» **COSA FARAI**
- a) Modifica il testo riscrivendo il passo da "Il giorno dopo" fino a "pieni e vuoti." compreso, con "pale" sostituito da "turbine".
- b) Elenca tutti i musicisti nominati nel testo.

» **TESTO**
Il giorno dopo e’ stata la volta di Ralph Towner, eclettico chitarrista che gia’ il giorno prima aveva deliziato i palati fini nel magico scenario del parco eolico di Tula, in mezzo a 65 gigantesche pale, che bene hanno reso l’idea teorica del tema del festival. Con Towner, Fresu alla tromba in un crescendo di giochi, gia’ sapientemente messi in mostra nell’album “ChiaroScuro”, composto per la prestigiosa ECM. Dolcezza su dolcezza per un sinuoso mix di jazz e sonorita’ etniche, fatto di poesia, intensita’, magici pieni e vuoti.


A seguire la “grande aria” funk-free-jazz, “big air”, appunto, dell’energico quintetto anglo-americano guidato dal trombettista Chris Batchelor (ex Loose Tubes) e dal sassofonista Steve Buckley, due inglesi che davvero “spaccano” insieme a una potente tuba, un piano fantasioso e a una vulcanica batteria. Gli altri sono Myra Melford al piano, Oren Marshall al basso tuba e Jim Black alla batteria.

» **MATERIALE FORNITO**
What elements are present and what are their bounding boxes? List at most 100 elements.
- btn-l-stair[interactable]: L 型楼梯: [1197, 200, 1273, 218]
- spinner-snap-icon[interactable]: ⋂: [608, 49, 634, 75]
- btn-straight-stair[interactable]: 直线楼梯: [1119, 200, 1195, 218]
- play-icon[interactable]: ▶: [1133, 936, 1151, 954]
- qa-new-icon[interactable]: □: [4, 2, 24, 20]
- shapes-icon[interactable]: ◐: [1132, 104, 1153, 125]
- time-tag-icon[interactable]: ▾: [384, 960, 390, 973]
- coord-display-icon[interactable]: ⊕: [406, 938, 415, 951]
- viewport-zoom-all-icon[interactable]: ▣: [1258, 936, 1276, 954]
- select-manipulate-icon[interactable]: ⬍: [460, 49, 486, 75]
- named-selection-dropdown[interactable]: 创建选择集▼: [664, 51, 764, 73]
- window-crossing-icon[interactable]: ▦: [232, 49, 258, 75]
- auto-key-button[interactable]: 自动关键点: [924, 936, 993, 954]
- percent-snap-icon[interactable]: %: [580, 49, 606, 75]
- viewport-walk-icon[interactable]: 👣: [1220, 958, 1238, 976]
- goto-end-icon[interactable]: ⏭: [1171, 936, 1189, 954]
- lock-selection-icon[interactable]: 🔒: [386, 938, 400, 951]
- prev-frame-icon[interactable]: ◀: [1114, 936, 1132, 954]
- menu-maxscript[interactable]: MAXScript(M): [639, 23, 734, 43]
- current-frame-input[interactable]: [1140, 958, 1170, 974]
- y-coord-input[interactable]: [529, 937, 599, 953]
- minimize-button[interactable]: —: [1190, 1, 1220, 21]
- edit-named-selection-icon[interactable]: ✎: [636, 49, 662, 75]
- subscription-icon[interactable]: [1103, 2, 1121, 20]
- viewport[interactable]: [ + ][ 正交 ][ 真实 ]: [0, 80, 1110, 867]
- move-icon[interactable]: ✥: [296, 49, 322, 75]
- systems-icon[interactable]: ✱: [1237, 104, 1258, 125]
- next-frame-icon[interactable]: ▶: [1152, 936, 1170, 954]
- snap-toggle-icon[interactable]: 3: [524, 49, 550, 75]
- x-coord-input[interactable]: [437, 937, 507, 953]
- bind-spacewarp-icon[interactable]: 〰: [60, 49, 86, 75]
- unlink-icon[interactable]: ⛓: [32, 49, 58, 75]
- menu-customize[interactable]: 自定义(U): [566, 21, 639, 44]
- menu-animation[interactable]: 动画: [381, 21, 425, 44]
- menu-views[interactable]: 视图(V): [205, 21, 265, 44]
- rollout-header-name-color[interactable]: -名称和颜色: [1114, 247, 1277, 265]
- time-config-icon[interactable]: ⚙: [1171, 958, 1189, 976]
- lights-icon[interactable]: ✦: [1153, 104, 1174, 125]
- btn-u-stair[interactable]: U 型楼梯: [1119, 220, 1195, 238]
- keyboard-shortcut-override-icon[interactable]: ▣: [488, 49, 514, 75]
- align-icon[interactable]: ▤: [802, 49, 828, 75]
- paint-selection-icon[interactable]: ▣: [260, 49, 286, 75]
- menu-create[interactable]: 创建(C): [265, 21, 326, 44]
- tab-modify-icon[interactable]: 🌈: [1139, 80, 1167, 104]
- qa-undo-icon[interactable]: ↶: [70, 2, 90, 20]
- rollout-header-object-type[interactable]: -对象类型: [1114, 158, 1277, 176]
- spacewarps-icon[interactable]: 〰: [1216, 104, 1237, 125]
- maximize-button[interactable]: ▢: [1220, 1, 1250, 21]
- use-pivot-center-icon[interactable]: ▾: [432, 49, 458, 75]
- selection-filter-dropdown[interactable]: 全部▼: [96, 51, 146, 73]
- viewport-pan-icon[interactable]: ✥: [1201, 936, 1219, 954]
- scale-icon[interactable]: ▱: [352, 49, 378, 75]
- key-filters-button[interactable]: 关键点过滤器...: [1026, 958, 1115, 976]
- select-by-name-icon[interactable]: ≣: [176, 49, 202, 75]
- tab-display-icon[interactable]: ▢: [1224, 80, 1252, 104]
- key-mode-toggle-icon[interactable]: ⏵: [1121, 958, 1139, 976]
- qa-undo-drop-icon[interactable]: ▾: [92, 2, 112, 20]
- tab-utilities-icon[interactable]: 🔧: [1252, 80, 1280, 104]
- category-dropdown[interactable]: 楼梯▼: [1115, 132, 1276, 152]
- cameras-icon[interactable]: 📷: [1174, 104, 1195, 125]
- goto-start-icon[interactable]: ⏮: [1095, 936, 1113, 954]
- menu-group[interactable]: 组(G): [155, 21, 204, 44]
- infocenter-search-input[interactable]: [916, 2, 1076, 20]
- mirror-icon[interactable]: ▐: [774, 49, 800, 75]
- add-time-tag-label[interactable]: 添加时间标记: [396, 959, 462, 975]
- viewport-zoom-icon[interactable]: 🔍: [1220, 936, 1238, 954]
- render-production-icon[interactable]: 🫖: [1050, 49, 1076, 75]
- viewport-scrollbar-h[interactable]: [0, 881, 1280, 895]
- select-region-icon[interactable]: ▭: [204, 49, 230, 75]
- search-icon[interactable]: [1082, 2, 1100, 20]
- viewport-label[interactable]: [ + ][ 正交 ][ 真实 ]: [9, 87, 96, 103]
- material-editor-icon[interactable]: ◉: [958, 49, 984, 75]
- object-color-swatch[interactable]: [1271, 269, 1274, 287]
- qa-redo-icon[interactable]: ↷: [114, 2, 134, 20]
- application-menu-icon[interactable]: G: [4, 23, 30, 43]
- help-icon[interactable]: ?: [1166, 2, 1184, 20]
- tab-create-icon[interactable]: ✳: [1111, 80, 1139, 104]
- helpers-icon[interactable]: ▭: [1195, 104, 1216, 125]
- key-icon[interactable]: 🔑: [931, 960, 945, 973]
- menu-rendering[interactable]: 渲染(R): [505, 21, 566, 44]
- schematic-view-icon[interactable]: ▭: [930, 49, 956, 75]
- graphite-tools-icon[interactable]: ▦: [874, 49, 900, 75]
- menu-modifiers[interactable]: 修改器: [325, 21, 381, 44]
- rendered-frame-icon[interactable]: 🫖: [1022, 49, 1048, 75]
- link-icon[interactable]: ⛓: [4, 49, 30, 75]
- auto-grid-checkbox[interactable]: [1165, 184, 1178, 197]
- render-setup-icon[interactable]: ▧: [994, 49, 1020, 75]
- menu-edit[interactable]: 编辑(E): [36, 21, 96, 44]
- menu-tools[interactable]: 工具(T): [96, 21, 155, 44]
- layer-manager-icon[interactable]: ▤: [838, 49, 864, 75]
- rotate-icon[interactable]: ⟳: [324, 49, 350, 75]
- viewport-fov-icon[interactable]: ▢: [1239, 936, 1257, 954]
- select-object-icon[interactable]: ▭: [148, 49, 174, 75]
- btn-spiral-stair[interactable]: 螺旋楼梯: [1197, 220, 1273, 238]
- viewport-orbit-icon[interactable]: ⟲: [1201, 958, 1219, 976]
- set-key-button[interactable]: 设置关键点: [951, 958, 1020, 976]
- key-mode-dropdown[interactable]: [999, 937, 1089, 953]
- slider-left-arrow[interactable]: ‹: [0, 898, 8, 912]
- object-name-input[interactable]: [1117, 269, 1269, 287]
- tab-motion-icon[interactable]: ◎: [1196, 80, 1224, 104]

» **RISPOSTE**
- a)
Il giorno dopo e’ stata la volta di Ralph Towner, eclettico chitarrista che gia’ il giorno prima aveva deliziato i palati fini nel magico scenario del parco eolico di Tula, in mezzo a 65 gigantesche turbine, che bene hanno reso l’idea teorica del tema del festival. Con Towner, Fresu alla tromba in un crescendo di giochi, gia’ sapientemente messi in mostra nell’album “ChiaroScuro”, composto per la prestigiosa ECM. Dolcezza su dolcezza per un sinuoso mix di jazz e sonorita’ etniche, fatto di poesia, intensita’, magici pieni e vuoti.

- b) Ralph Towner, Fresu, Chris Batchelor, Steve Buckley, Myra Melford, Oren Marshall, Jim Black